Given exercise:
Pull every line of the entries that has the word "browser".

Data listing:
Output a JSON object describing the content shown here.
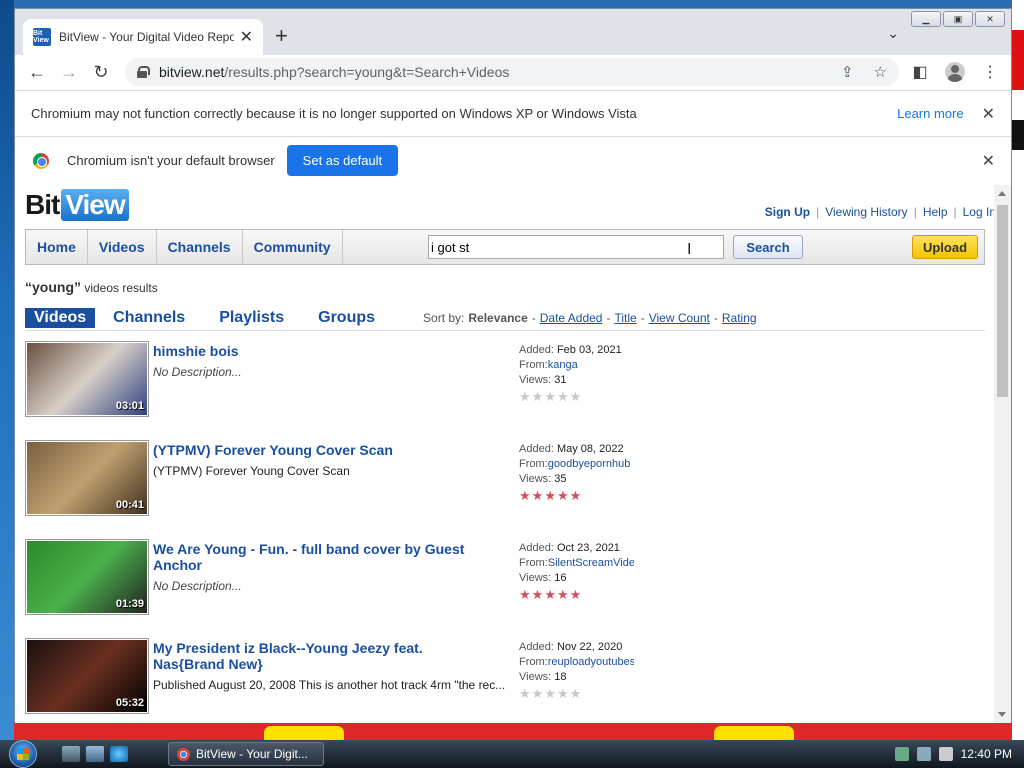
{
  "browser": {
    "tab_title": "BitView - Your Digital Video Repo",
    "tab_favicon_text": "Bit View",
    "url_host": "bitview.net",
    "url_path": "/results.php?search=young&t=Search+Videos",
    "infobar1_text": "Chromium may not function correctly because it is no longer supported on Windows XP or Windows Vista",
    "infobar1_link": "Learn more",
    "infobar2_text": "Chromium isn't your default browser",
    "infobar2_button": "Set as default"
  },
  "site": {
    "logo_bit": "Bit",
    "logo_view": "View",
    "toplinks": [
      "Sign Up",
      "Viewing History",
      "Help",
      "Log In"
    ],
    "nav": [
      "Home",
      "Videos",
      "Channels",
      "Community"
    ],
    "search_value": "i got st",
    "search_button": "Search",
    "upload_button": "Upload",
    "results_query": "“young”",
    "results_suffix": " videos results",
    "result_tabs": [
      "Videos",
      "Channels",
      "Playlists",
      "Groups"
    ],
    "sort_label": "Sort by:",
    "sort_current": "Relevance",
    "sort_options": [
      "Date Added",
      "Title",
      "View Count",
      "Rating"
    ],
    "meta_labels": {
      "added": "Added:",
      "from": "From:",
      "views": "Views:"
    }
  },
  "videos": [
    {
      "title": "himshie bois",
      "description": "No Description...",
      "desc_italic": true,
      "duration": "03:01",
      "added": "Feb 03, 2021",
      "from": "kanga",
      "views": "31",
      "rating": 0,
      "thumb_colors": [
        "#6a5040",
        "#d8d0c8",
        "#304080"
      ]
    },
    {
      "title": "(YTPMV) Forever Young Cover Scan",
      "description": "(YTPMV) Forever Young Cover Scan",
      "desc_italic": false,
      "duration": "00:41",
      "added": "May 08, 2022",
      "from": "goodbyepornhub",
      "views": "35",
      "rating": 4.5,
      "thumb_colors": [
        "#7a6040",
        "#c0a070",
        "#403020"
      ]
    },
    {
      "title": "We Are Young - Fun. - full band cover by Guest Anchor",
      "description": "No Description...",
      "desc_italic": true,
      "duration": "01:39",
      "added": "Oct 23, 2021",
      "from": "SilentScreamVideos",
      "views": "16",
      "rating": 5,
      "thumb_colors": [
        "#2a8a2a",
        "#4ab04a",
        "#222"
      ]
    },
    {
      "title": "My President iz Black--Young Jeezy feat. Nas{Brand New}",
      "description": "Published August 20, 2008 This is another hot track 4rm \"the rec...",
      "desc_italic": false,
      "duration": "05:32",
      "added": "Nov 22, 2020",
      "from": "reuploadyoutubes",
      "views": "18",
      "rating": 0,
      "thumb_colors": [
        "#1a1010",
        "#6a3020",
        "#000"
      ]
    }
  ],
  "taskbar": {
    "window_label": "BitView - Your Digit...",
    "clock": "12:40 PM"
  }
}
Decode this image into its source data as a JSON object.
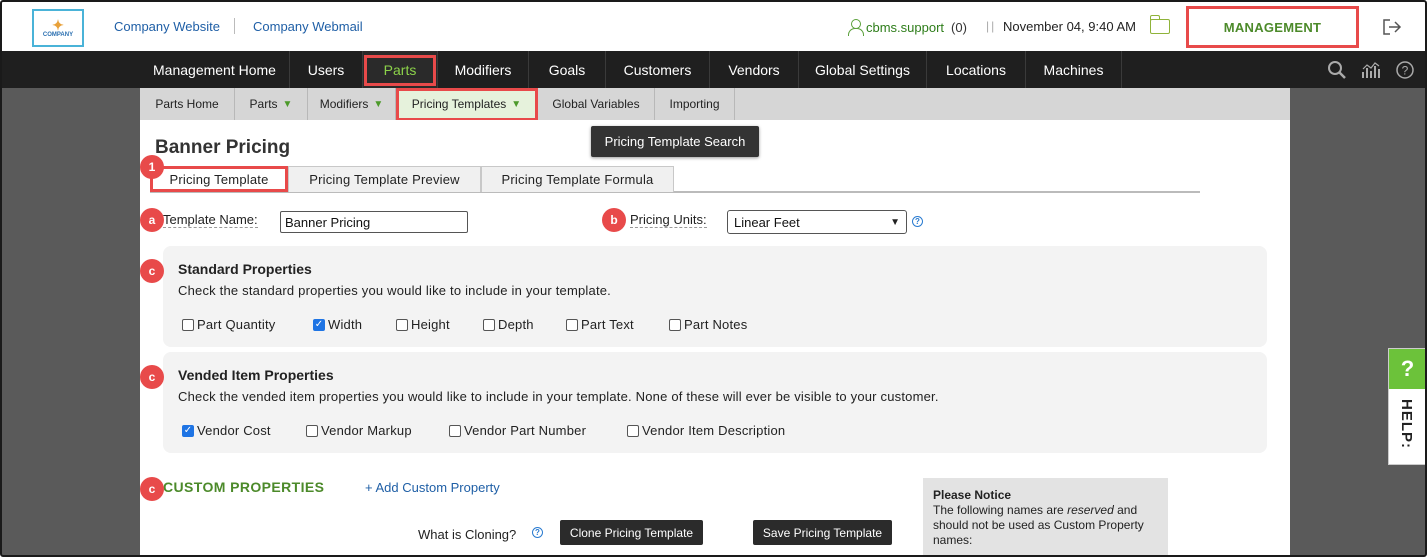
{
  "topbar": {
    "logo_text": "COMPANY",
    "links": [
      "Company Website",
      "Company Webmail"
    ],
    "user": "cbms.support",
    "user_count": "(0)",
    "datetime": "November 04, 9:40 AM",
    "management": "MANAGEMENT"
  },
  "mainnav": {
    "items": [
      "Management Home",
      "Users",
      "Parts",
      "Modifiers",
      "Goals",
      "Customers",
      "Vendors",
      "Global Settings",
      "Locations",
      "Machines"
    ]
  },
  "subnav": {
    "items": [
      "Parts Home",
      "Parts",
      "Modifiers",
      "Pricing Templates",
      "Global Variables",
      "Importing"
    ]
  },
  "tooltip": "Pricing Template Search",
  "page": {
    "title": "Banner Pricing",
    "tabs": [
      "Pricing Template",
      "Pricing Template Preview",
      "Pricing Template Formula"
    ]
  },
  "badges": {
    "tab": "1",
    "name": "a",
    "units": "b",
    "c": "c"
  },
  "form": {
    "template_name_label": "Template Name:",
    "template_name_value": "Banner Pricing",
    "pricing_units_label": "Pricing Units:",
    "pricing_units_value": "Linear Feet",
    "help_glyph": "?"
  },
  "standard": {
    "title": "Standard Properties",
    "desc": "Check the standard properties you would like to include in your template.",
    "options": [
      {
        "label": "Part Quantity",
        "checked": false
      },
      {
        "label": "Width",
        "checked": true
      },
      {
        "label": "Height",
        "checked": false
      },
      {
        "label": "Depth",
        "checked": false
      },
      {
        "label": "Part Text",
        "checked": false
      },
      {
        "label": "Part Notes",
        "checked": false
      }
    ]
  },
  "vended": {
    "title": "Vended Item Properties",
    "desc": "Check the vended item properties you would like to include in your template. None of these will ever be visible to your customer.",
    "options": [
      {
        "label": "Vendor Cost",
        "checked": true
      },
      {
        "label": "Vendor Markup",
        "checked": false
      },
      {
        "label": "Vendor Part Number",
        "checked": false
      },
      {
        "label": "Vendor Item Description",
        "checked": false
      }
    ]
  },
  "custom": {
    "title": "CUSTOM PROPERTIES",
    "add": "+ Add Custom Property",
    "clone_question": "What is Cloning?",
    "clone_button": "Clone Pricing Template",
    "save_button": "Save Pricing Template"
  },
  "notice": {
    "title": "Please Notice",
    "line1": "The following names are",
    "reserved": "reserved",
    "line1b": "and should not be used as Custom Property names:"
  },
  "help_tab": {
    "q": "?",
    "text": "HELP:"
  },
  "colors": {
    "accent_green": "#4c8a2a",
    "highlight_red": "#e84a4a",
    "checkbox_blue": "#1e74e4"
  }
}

Answer to the exercise:
  "browser": {
    "infobar2_text": "Chromium isn't your default browser",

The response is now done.